▼
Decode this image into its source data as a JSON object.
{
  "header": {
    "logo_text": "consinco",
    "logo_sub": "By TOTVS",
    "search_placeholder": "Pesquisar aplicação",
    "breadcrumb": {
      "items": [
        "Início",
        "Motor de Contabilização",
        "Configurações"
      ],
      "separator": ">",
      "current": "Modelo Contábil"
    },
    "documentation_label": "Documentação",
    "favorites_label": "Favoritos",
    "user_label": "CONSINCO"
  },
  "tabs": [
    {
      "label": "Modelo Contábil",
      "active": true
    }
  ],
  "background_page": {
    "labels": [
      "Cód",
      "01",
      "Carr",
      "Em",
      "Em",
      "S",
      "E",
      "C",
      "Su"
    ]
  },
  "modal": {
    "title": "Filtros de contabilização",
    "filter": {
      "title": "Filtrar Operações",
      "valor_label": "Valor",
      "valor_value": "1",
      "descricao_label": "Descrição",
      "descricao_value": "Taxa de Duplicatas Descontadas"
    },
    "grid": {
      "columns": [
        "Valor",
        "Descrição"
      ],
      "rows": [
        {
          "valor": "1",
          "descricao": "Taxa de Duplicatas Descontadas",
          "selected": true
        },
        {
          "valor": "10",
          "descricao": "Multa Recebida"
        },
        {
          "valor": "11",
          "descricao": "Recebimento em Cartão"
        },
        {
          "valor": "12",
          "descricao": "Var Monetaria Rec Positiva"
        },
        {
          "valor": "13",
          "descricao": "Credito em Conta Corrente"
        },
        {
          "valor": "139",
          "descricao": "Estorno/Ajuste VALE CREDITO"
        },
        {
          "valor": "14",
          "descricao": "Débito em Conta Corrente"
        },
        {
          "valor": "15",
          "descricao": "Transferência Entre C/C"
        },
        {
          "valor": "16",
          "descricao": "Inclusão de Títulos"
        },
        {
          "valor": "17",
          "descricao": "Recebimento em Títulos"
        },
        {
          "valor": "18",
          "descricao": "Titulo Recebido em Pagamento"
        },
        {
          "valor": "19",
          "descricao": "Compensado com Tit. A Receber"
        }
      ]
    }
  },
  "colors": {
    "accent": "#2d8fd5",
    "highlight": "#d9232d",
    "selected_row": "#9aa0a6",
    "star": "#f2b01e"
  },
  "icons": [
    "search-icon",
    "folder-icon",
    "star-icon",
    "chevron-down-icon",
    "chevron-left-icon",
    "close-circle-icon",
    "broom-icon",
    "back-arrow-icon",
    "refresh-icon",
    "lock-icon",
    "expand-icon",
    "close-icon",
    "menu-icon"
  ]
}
▲
• STATED EXERCISE: Review the preceding data and report every line that includes the string "chevron".

• OUTPUT FOR THIS EXERCISE:
    "chevron-down-icon",
    "chevron-left-icon",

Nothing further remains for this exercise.